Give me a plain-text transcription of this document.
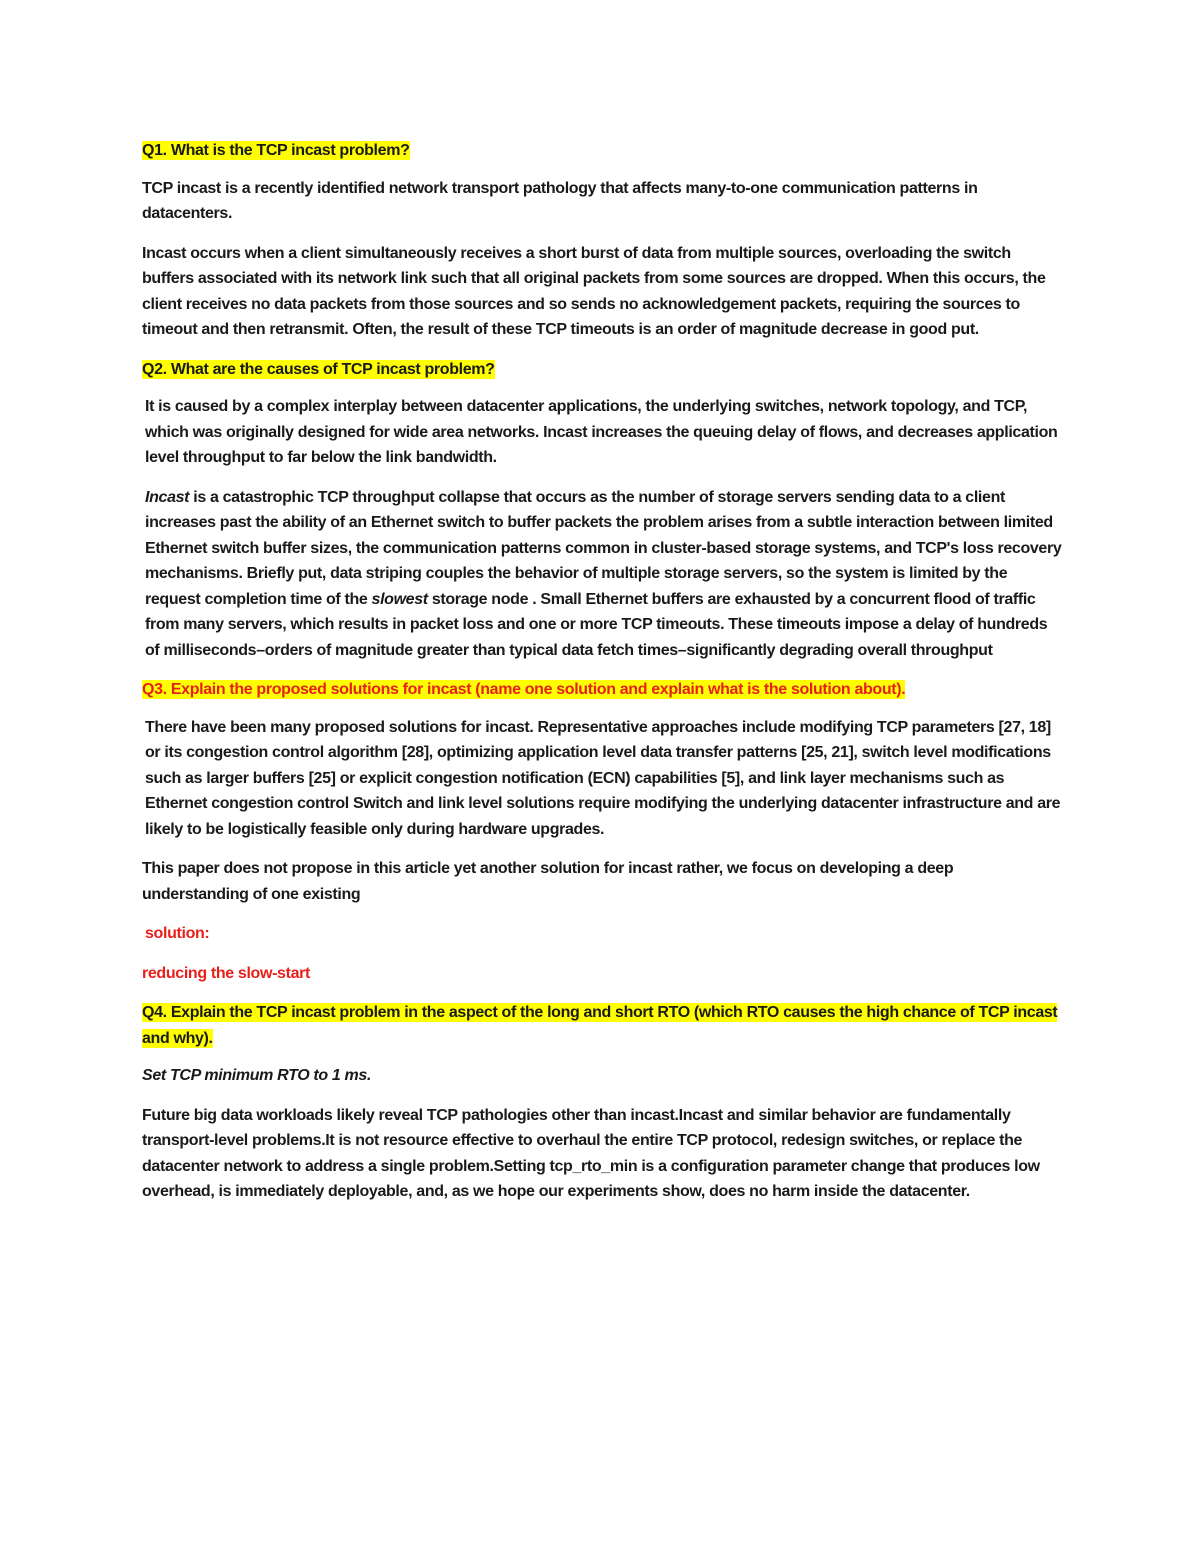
Q1. What is the TCP incast problem?

TCP incast is a recently identified network transport pathology that affects many-to-one communication patterns in datacenters.

Incast occurs when a client simultaneously receives a short burst of data from multiple sources, overloading the switch buffers associated with its network link such that all original packets from some sources are dropped. When this occurs, the client receives no data packets from those sources and so sends no acknowledgement packets, requiring the sources to timeout and then retransmit. Often, the result of these TCP timeouts is an order of magnitude decrease in good put.

Q2. What are the causes of TCP incast problem?

It is caused by a complex interplay between datacenter applications, the underlying switches, network topology, and TCP, which was originally designed for wide area networks. Incast increases the queuing delay of flows, and decreases application level throughput to far below the link bandwidth.

Incast is a catastrophic TCP throughput collapse that occurs as the number of storage servers sending data to a client increases past the ability of an Ethernet switch to buffer packets the problem arises from a subtle interaction between limited Ethernet switch buffer sizes, the communication patterns common in cluster-based storage systems, and TCP's loss recovery mechanisms. Briefly put, data striping couples the behavior of multiple storage servers, so the system is limited by the request completion time of the slowest storage node . Small Ethernet buffers are exhausted by a concurrent flood of traffic from many servers, which results in packet loss and one or more TCP timeouts. These timeouts impose a delay of hundreds of milliseconds–orders of magnitude greater than typical data fetch times–significantly degrading overall throughput

Q3. Explain the proposed solutions for incast (name one solution and explain what is the solution about).

There have been many proposed solutions for incast. Representative approaches include modifying TCP parameters [27, 18] or its congestion control algorithm [28], optimizing application level data transfer patterns [25, 21], switch level modifications such as larger buffers [25] or explicit congestion notification (ECN) capabilities [5], and link layer mechanisms such as Ethernet congestion control Switch and link level solutions require modifying the underlying datacenter infrastructure and are likely to be logistically feasible only during hardware upgrades.

This paper does not propose in this article yet another solution for incast rather, we focus on developing a deep understanding of one existing

solution:

reducing the slow-start

Q4. Explain the TCP incast problem in the aspect of the long and short RTO (which RTO causes the high chance of TCP incast and why).

Set TCP minimum RTO to 1 ms.

Future big data workloads likely reveal TCP pathologies other than incast.Incast and similar behavior are fundamentally transport-level problems.It is not resource effective to overhaul the entire TCP protocol, redesign switches, or replace the datacenter network to address a single problem.Setting tcp_rto_min is a configuration parameter change that produces low overhead, is immediately deployable, and, as we hope our experiments show, does no harm inside the datacenter.
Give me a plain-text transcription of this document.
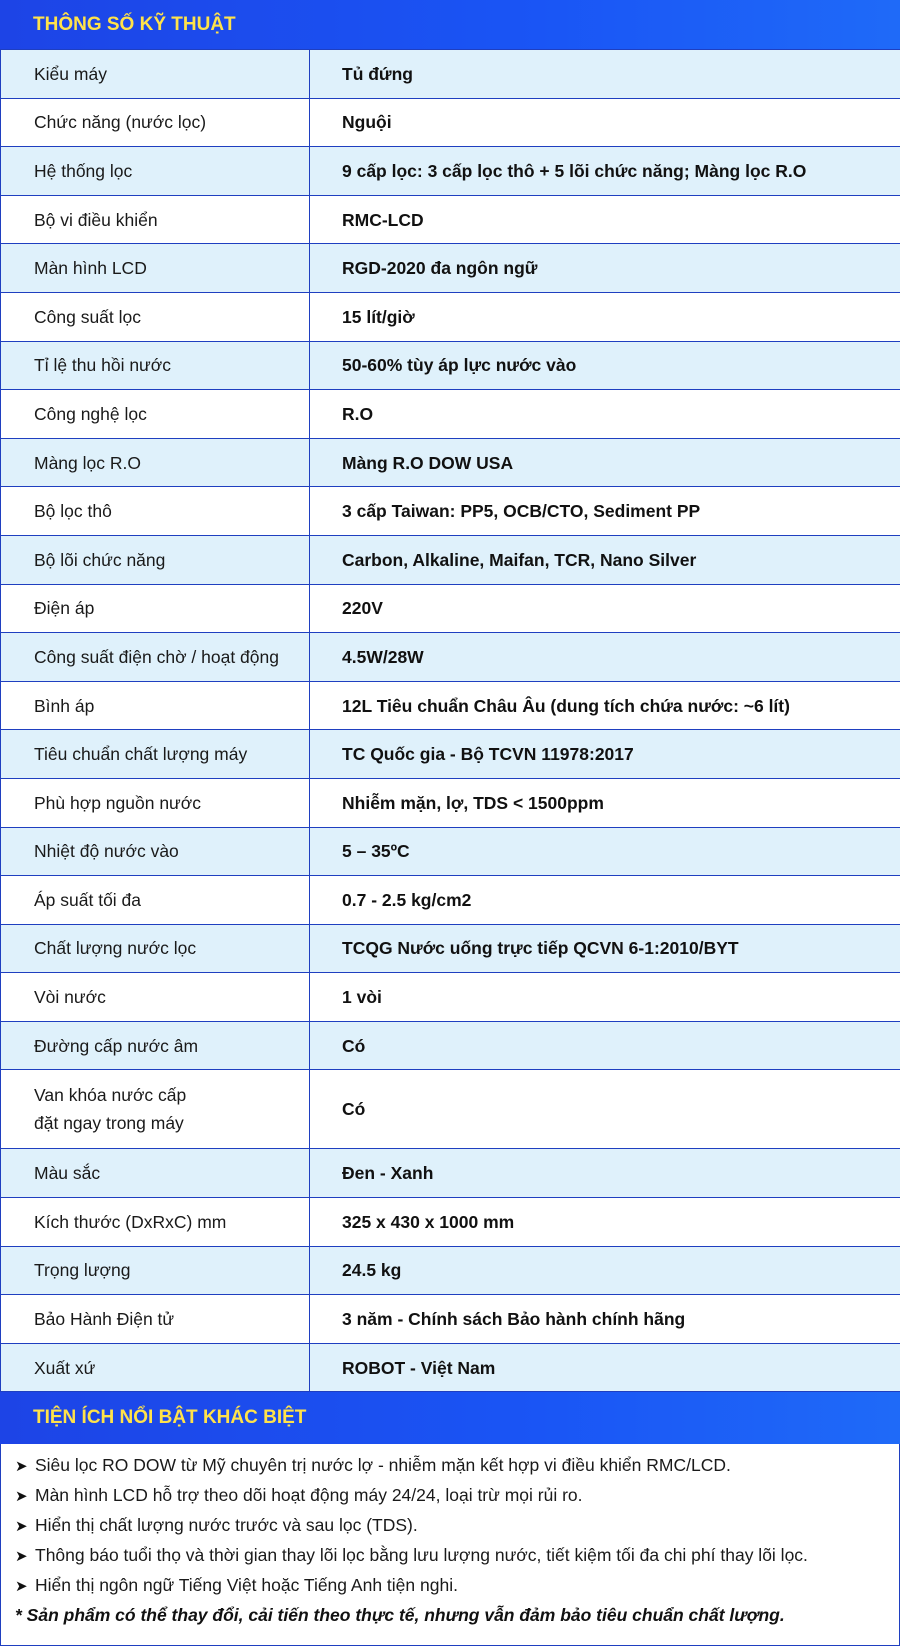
THÔNG SỐ KỸ THUẬT
Kiểu máy	Tủ đứng
Chức năng (nước lọc)	Nguội
Hệ thống lọc	9 cấp lọc: 3 cấp lọc thô + 5 lõi chức năng; Màng lọc R.O
Bộ vi điều khiển	RMC-LCD
Màn hình LCD	RGD-2020 đa ngôn ngữ
Công suất lọc	15 lít/giờ
Tỉ lệ thu hồi nước	50-60% tùy áp lực nước vào
Công nghệ lọc	R.O
Màng lọc R.O	Màng R.O DOW USA
Bộ lọc thô	3 cấp Taiwan: PP5, OCB/CTO, Sediment PP
Bộ lõi chức năng	Carbon, Alkaline, Maifan, TCR, Nano Silver
Điện áp	220V
Công suất điện chờ / hoạt động	4.5W/28W
Bình áp	12L Tiêu chuẩn Châu Âu (dung tích chứa nước: ~6 lít)
Tiêu chuẩn chất lượng máy	TC Quốc gia - Bộ TCVN 11978:2017
Phù hợp nguồn nước	Nhiễm mặn, lợ, TDS < 1500ppm
Nhiệt độ nước vào	5 – 35ºC
Áp suất tối đa	0.7 - 2.5 kg/cm2
Chất lượng nước lọc	TCQG Nước uống trực tiếp QCVN 6-1:2010/BYT
Vòi nước	1 vòi
Đường cấp nước âm	Có

Van khóa nước cấp
đặt ngay trong máy	Có
Màu sắc	Đen - Xanh
Kích thước (DxRxC) mm	325 x 430 x 1000 mm
Trọng lượng	24.5 kg
Bảo Hành Điện tử	3 năm - Chính sách Bảo hành chính hãng
Xuất xứ	ROBOT - Việt Nam
TIỆN ÍCH NỔI BẬT KHÁC BIỆT
➤ Siêu lọc RO DOW từ Mỹ chuyên trị nước lợ - nhiễm mặn kết hợp vi điều khiển RMC/LCD.
➤ Màn hình LCD hỗ trợ theo dõi hoạt động máy 24/24, loại trừ mọi rủi ro.
➤ Hiển thị chất lượng nước trước và sau lọc (TDS).
➤ Thông báo tuổi thọ và thời gian thay lõi lọc bằng lưu lượng nước, tiết kiệm tối đa chi phí thay lõi lọc.
➤ Hiển thị ngôn ngữ Tiếng Việt hoặc Tiếng Anh tiện nghi.
* Sản phẩm có thể thay đổi, cải tiến theo thực tế, nhưng vẫn đảm bảo tiêu chuẩn chất lượng.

══════════════════════════════

- [Aim of the exercise]:
Set down all the data again exactly as above, pictures excluded.

- [Finished task]:
Give me a plain-text transcription of this document.
Q1. What is the TCP incast problem?

TCP incast is a recently identified network transport pathology that affects many-to-one communication patterns in datacenters.

Incast occurs when a client simultaneously receives a short burst of data from multiple sources, overloading the switch buffers associated with its network link such that all original packets from some sources are dropped. When this occurs, the client receives no data packets from those sources and so sends no acknowledgement packets, requiring the sources to timeout and then retransmit. Often, the result of these TCP timeouts is an order of magnitude decrease in good put.

Q2. What are the causes of TCP incast problem?

It is caused by a complex interplay between datacenter applications, the underlying switches, network topology, and TCP, which was originally designed for wide area networks. Incast increases the queuing delay of flows, and decreases application level throughput to far below the link bandwidth.

Incast is a catastrophic TCP throughput collapse that occurs as the number of storage servers sending data to a client increases past the ability of an Ethernet switch to buffer packets the problem arises from a subtle interaction between limited Ethernet switch buffer sizes, the communication patterns common in cluster-based storage systems, and TCP's loss recovery mechanisms. Briefly put, data striping couples the behavior of multiple storage servers, so the system is limited by the request completion time of the slowest storage node . Small Ethernet buffers are exhausted by a concurrent flood of traffic from many servers, which results in packet loss and one or more TCP timeouts. These timeouts impose a delay of hundreds of milliseconds–orders of magnitude greater than typical data fetch times–significantly degrading overall throughput

Q3. Explain the proposed solutions for incast (name one solution and explain what is the solution about).

There have been many proposed solutions for incast. Representative approaches include modifying TCP parameters [27, 18] or its congestion control algorithm [28], optimizing application level data transfer patterns [25, 21], switch level modifications such as larger buffers [25] or explicit congestion notification (ECN) capabilities [5], and link layer mechanisms such as Ethernet congestion control Switch and link level solutions require modifying the underlying datacenter infrastructure and are likely to be logistically feasible only during hardware upgrades.

This paper does not propose in this article yet another solution for incast rather, we focus on developing a deep understanding of one existing

solution:

reducing the slow-start

Q4. Explain the TCP incast problem in the aspect of the long and short RTO (which RTO causes the high chance of TCP incast and why).

Set TCP minimum RTO to 1 ms.

Future big data workloads likely reveal TCP pathologies other than incast.Incast and similar behavior are fundamentally transport-level problems.It is not resource effective to overhaul the entire TCP protocol, redesign switches, or replace the datacenter network to address a single problem.Setting tcp_rto_min is a configuration parameter change that produces low overhead, is immediately deployable, and, as we hope our experiments show, does no harm inside the datacenter.
Give me a plain-text transcription of this document.
THÔNG SỐ KỸ THUẬT
Kiểu máy	Tủ đứng
Chức năng (nước lọc)	Nguội
Hệ thống lọc	9 cấp lọc: 3 cấp lọc thô + 5 lõi chức năng; Màng lọc R.O
Bộ vi điều khiển	RMC-LCD
Màn hình LCD	RGD-2020 đa ngôn ngữ
Công suất lọc	15 lít/giờ
Tỉ lệ thu hồi nước	50-60% tùy áp lực nước vào
Công nghệ lọc	R.O
Màng lọc R.O	Màng R.O DOW USA
Bộ lọc thô	3 cấp Taiwan: PP5, OCB/CTO, Sediment PP
Bộ lõi chức năng	Carbon, Alkaline, Maifan, TCR, Nano Silver
Điện áp	220V
Công suất điện chờ / hoạt động	4.5W/28W
Bình áp	12L Tiêu chuẩn Châu Âu (dung tích chứa nước: ~6 lít)
Tiêu chuẩn chất lượng máy	TC Quốc gia - Bộ TCVN 11978:2017
Phù hợp nguồn nước	Nhiễm mặn, lợ, TDS < 1500ppm
Nhiệt độ nước vào	5 – 35ºC
Áp suất tối đa	0.7 - 2.5 kg/cm2
Chất lượng nước lọc	TCQG Nước uống trực tiếp QCVN 6-1:2010/BYT
Vòi nước	1 vòi
Đường cấp nước âm	Có

Van khóa nước cấp
đặt ngay trong máy	Có
Màu sắc	Đen - Xanh
Kích thước (DxRxC) mm	325 x 430 x 1000 mm
Trọng lượng	24.5 kg
Bảo Hành Điện tử	3 năm - Chính sách Bảo hành chính hãng
Xuất xứ	ROBOT - Việt Nam
TIỆN ÍCH NỔI BẬT KHÁC BIỆT
➤ Siêu lọc RO DOW từ Mỹ chuyên trị nước lợ - nhiễm mặn kết hợp vi điều khiển RMC/LCD.
➤ Màn hình LCD hỗ trợ theo dõi hoạt động máy 24/24, loại trừ mọi rủi ro.
➤ Hiển thị chất lượng nước trước và sau lọc (TDS).
➤ Thông báo tuổi thọ và thời gian thay lõi lọc bằng lưu lượng nước, tiết kiệm tối đa chi phí thay lõi lọc.
➤ Hiển thị ngôn ngữ Tiếng Việt hoặc Tiếng Anh tiện nghi.
* Sản phẩm có thể thay đổi, cải tiến theo thực tế, nhưng vẫn đảm bảo tiêu chuẩn chất lượng.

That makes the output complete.